§ EXERCISE TASK: Select each line where the word "компании" appears.

================

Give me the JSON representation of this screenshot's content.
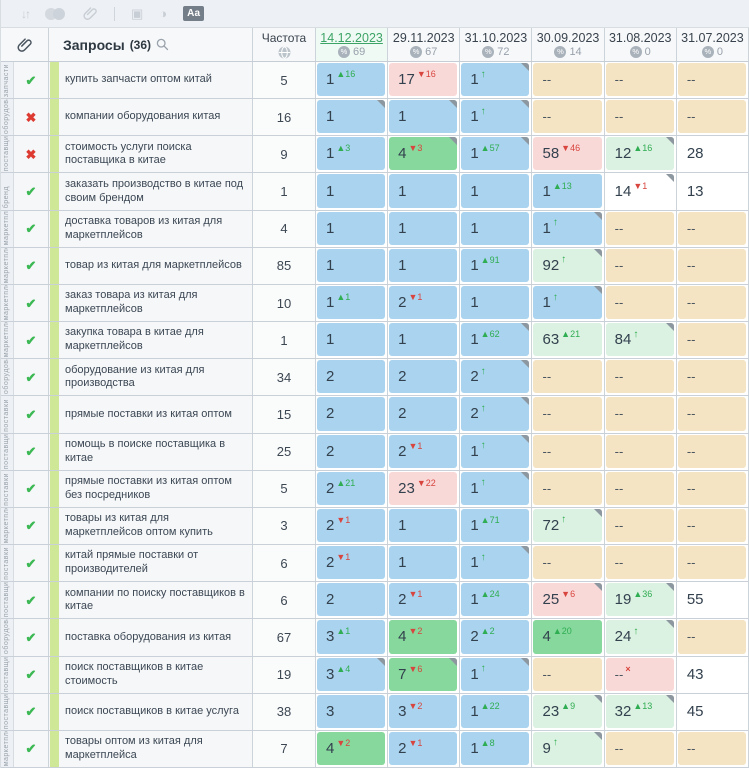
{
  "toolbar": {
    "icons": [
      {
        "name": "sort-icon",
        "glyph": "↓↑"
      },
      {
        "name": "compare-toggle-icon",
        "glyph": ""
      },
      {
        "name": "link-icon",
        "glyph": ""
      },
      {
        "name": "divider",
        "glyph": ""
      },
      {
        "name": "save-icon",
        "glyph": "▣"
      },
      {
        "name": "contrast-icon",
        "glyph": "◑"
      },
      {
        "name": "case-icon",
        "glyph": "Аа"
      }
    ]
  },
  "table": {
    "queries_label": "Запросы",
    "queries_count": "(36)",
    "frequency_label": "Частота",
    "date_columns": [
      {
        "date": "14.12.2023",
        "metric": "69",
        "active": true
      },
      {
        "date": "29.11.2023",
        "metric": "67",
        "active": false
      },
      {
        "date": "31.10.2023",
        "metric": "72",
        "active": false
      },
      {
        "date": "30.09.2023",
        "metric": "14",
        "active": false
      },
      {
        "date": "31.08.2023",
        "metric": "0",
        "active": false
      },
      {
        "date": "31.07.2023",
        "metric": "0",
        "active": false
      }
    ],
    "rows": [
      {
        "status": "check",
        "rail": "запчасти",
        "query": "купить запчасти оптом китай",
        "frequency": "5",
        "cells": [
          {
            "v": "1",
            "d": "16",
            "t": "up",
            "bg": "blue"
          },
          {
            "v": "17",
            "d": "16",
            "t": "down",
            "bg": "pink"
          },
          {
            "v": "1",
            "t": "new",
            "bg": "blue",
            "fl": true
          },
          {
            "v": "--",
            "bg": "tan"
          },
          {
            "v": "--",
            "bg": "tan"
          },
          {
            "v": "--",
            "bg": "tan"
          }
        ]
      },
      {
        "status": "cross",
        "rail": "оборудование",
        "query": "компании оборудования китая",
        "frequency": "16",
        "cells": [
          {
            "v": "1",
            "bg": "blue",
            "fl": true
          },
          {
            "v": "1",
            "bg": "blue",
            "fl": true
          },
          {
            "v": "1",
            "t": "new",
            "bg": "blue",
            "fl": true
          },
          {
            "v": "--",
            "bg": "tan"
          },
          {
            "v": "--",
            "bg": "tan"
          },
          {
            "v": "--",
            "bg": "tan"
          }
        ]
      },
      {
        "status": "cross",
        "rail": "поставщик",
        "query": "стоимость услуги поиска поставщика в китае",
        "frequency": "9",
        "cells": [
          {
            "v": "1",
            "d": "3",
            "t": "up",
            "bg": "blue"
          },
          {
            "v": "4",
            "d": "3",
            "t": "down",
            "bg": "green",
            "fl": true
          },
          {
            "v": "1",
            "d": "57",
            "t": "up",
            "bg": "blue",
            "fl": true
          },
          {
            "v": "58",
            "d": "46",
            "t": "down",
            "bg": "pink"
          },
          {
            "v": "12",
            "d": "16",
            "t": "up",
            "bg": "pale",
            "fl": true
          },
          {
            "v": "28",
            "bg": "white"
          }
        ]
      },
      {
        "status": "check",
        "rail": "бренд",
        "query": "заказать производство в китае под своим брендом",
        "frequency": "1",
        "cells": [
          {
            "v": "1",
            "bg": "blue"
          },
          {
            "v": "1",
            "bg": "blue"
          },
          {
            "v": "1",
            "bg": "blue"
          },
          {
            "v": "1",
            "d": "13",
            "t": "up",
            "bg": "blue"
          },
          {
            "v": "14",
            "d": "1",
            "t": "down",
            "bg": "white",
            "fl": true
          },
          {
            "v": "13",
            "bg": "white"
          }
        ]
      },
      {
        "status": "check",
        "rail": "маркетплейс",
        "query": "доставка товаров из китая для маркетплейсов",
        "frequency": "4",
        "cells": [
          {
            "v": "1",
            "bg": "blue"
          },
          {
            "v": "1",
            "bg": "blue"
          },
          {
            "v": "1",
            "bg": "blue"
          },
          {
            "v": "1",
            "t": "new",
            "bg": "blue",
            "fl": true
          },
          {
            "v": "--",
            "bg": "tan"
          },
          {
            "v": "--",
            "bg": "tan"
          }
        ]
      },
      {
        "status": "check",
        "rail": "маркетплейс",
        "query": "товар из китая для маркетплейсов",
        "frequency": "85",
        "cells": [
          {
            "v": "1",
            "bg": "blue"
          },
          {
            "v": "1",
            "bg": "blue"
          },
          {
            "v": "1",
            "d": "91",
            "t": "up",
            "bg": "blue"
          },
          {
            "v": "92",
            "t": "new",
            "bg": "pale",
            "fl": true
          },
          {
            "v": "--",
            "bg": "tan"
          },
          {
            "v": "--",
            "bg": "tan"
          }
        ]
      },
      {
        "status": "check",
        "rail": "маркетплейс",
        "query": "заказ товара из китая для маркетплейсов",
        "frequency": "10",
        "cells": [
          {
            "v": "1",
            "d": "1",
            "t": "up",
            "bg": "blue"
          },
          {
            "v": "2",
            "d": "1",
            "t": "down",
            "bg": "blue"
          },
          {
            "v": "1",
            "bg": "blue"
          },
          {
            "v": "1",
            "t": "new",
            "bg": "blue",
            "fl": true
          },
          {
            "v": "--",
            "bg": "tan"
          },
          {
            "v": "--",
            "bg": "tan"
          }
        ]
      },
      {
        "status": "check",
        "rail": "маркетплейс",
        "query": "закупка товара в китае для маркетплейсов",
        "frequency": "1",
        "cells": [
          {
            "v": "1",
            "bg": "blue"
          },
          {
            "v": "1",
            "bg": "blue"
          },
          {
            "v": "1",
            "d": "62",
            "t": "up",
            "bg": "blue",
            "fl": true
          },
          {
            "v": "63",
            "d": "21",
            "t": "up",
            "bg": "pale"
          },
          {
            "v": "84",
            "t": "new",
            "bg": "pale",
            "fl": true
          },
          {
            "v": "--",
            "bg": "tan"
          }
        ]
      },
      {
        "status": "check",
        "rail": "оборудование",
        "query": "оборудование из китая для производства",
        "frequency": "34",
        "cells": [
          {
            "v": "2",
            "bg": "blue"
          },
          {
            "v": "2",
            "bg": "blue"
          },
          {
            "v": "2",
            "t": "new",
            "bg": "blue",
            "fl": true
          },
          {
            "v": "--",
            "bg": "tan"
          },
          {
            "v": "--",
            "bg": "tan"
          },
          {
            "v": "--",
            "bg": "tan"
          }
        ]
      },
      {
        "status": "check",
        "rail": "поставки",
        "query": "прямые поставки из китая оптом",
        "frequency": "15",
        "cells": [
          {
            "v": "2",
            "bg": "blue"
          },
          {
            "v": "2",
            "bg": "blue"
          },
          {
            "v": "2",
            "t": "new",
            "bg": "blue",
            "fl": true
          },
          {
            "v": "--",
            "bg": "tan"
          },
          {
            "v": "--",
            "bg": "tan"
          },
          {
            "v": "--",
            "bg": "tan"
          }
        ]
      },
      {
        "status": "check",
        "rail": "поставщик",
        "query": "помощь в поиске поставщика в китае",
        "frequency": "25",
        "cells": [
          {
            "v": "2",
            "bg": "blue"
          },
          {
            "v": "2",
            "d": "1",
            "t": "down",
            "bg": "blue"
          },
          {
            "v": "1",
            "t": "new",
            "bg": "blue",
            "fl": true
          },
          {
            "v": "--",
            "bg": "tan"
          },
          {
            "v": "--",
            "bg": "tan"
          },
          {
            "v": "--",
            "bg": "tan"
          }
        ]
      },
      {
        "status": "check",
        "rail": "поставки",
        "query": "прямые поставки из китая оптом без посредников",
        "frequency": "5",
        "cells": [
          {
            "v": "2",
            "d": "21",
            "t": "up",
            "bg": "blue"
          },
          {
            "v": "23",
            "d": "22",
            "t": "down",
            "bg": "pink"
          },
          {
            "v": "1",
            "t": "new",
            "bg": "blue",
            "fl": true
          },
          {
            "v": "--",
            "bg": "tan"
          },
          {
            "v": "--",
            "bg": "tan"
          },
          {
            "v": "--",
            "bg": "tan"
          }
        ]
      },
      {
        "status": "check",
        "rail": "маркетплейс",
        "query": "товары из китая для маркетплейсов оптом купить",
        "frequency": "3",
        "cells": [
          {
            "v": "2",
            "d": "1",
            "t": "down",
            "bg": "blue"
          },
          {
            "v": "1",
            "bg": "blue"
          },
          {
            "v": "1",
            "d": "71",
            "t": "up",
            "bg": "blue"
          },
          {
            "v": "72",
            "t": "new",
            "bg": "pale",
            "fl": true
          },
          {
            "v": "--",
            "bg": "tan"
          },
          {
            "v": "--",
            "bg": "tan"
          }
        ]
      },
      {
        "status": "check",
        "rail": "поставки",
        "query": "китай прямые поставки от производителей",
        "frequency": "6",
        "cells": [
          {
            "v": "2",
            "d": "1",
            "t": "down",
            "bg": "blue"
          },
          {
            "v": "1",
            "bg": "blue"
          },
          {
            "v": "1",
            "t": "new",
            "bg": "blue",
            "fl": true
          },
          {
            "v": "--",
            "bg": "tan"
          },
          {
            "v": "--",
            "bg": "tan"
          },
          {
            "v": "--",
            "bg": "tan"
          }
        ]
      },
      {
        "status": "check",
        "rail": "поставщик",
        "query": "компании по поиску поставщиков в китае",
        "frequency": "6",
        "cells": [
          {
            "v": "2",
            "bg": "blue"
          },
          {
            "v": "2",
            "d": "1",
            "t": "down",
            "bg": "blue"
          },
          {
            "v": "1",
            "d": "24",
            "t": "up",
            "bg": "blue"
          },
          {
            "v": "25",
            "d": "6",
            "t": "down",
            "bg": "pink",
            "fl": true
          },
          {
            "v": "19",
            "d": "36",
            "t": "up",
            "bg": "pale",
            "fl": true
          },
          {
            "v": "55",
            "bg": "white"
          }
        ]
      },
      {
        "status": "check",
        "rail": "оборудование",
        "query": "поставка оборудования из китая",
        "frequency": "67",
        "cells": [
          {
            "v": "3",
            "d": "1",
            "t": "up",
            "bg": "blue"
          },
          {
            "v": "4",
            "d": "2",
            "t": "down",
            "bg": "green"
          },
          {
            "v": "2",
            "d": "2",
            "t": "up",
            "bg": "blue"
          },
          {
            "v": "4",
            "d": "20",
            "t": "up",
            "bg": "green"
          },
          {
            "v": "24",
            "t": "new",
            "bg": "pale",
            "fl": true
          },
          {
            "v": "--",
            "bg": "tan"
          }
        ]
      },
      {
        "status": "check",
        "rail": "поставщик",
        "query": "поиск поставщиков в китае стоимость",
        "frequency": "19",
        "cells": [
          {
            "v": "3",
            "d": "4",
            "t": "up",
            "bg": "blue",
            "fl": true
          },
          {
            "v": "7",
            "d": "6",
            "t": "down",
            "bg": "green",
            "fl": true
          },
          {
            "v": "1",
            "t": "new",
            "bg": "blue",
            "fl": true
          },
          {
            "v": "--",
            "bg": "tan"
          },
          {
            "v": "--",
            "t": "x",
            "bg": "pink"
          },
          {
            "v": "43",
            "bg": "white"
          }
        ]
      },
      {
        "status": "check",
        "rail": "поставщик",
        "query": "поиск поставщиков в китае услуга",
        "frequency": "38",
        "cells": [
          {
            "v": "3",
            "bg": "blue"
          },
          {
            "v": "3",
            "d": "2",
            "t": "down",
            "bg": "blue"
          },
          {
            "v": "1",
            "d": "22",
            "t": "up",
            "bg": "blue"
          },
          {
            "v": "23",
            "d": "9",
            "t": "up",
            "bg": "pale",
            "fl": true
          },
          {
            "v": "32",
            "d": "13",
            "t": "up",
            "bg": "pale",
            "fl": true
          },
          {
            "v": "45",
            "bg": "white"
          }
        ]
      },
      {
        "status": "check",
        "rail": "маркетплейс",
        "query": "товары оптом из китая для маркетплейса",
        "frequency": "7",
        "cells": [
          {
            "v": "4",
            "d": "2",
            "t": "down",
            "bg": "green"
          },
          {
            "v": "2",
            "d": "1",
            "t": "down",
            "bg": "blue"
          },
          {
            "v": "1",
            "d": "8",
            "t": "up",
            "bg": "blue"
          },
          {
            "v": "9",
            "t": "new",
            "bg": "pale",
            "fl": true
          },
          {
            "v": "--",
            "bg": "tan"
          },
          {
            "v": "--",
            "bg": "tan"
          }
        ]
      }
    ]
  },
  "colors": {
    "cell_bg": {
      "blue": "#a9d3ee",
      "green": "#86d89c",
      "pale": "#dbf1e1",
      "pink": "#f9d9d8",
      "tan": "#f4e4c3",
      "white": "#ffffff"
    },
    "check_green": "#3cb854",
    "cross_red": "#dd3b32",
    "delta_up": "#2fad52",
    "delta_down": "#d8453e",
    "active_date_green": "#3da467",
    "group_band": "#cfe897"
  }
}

================

§ TASK OUTPUT:
        "query": "компании оборудования китая",
        "query": "компании по поиску поставщиков в китае",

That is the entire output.